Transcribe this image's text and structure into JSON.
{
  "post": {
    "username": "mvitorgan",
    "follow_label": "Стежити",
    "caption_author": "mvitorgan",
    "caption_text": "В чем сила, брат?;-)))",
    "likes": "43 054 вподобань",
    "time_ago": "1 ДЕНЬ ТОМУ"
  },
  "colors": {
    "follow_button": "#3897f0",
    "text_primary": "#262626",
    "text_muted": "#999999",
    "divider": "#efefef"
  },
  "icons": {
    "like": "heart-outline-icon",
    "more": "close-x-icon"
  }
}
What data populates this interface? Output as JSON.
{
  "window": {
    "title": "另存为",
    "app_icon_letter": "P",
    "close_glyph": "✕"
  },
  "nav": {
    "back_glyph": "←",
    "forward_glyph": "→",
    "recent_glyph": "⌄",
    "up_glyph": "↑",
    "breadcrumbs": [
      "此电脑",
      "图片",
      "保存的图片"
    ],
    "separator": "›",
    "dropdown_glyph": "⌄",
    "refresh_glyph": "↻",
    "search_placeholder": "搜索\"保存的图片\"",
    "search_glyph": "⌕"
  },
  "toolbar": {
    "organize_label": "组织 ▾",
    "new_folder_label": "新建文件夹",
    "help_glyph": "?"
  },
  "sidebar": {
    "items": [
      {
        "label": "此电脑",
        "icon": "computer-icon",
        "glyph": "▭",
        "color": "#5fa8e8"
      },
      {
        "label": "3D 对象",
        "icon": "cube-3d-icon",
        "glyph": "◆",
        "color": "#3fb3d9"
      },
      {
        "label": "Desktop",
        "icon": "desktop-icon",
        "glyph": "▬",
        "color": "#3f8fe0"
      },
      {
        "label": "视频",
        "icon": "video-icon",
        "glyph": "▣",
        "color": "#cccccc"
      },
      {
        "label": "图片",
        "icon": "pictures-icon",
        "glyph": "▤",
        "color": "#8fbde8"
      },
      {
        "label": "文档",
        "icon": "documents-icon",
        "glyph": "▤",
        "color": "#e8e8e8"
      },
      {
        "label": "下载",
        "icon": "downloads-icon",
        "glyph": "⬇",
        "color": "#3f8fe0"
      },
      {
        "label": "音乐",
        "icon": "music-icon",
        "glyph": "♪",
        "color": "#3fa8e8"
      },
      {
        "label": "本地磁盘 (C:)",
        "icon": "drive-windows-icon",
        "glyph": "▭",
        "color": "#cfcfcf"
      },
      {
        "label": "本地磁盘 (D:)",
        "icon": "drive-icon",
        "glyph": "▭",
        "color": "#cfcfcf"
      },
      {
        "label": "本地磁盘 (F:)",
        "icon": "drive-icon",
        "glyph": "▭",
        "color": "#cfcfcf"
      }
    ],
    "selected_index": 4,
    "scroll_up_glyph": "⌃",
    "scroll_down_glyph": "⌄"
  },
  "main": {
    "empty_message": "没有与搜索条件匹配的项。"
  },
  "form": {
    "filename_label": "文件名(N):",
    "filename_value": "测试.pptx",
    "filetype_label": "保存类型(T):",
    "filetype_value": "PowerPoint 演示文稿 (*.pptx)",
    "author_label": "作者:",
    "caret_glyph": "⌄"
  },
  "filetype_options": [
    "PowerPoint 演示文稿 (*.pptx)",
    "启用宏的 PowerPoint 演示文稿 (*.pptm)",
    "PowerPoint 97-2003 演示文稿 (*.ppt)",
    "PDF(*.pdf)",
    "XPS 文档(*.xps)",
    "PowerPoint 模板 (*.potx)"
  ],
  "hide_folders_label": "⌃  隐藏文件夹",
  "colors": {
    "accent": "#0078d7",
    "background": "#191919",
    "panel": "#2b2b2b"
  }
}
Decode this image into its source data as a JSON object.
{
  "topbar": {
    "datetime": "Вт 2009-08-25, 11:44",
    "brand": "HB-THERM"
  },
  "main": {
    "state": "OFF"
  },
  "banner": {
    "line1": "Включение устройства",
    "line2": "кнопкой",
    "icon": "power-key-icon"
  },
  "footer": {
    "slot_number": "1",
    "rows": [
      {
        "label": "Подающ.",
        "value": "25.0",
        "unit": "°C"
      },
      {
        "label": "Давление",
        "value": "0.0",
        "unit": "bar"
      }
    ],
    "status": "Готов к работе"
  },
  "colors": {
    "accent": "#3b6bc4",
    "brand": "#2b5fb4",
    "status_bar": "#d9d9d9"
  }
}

- _Work to be completed_
Repeat the material word for word, in full.

- _Problem solution_
Transcribe this image's text and structure into JSON.
{
  "post": {
    "username": "mvitorgan",
    "follow_label": "Стежити",
    "caption_author": "mvitorgan",
    "caption_text": "В чем сила, брат?;-)))",
    "likes": "43 054 вподобань",
    "time_ago": "1 ДЕНЬ ТОМУ"
  },
  "colors": {
    "follow_button": "#3897f0",
    "text_primary": "#262626",
    "text_muted": "#999999",
    "divider": "#efefef"
  },
  "icons": {
    "like": "heart-outline-icon",
    "more": "close-x-icon"
  }
}
What data populates this interface? Output as JSON.
{
  "window": {
    "title": "另存为",
    "app_icon_letter": "P",
    "close_glyph": "✕"
  },
  "nav": {
    "back_glyph": "←",
    "forward_glyph": "→",
    "recent_glyph": "⌄",
    "up_glyph": "↑",
    "breadcrumbs": [
      "此电脑",
      "图片",
      "保存的图片"
    ],
    "separator": "›",
    "dropdown_glyph": "⌄",
    "refresh_glyph": "↻",
    "search_placeholder": "搜索\"保存的图片\"",
    "search_glyph": "⌕"
  },
  "toolbar": {
    "organize_label": "组织 ▾",
    "new_folder_label": "新建文件夹",
    "help_glyph": "?"
  },
  "sidebar": {
    "items": [
      {
        "label": "此电脑",
        "icon": "computer-icon",
        "glyph": "▭",
        "color": "#5fa8e8"
      },
      {
        "label": "3D 对象",
        "icon": "cube-3d-icon",
        "glyph": "◆",
        "color": "#3fb3d9"
      },
      {
        "label": "Desktop",
        "icon": "desktop-icon",
        "glyph": "▬",
        "color": "#3f8fe0"
      },
      {
        "label": "视频",
        "icon": "video-icon",
        "glyph": "▣",
        "color": "#cccccc"
      },
      {
        "label": "图片",
        "icon": "pictures-icon",
        "glyph": "▤",
        "color": "#8fbde8"
      },
      {
        "label": "文档",
        "icon": "documents-icon",
        "glyph": "▤",
        "color": "#e8e8e8"
      },
      {
        "label": "下载",
        "icon": "downloads-icon",
        "glyph": "⬇",
        "color": "#3f8fe0"
      },
      {
        "label": "音乐",
        "icon": "music-icon",
        "glyph": "♪",
        "color": "#3fa8e8"
      },
      {
        "label": "本地磁盘 (C:)",
        "icon": "drive-windows-icon",
        "glyph": "▭",
        "color": "#cfcfcf"
      },
      {
        "label": "本地磁盘 (D:)",
        "icon": "drive-icon",
        "glyph": "▭",
        "color": "#cfcfcf"
      },
      {
        "label": "本地磁盘 (F:)",
        "icon": "drive-icon",
        "glyph": "▭",
        "color": "#cfcfcf"
      }
    ],
    "selected_index": 4,
    "scroll_up_glyph": "⌃",
    "scroll_down_glyph": "⌄"
  },
  "main": {
    "empty_message": "没有与搜索条件匹配的项。"
  },
  "form": {
    "filename_label": "文件名(N):",
    "filename_value": "测试.pptx",
    "filetype_label": "保存类型(T):",
    "filetype_value": "PowerPoint 演示文稿 (*.pptx)",
    "author_label": "作者:",
    "caret_glyph": "⌄"
  },
  "filetype_options": [
    "PowerPoint 演示文稿 (*.pptx)",
    "启用宏的 PowerPoint 演示文稿 (*.pptm)",
    "PowerPoint 97-2003 演示文稿 (*.ppt)",
    "PDF(*.pdf)",
    "XPS 文档(*.xps)",
    "PowerPoint 模板 (*.potx)"
  ],
  "hide_folders_label": "⌃  隐藏文件夹",
  "colors": {
    "accent": "#0078d7",
    "background": "#191919",
    "panel": "#2b2b2b"
  }
}
Decode this image into its source data as a JSON object.
{
  "topbar": {
    "datetime": "Вт 2009-08-25, 11:44",
    "brand": "HB-THERM"
  },
  "main": {
    "state": "OFF"
  },
  "banner": {
    "line1": "Включение устройства",
    "line2": "кнопкой",
    "icon": "power-key-icon"
  },
  "footer": {
    "slot_number": "1",
    "rows": [
      {
        "label": "Подающ.",
        "value": "25.0",
        "unit": "°C"
      },
      {
        "label": "Давление",
        "value": "0.0",
        "unit": "bar"
      }
    ],
    "status": "Готов к работе"
  },
  "colors": {
    "accent": "#3b6bc4",
    "brand": "#2b5fb4",
    "status_bar": "#d9d9d9"
  }
}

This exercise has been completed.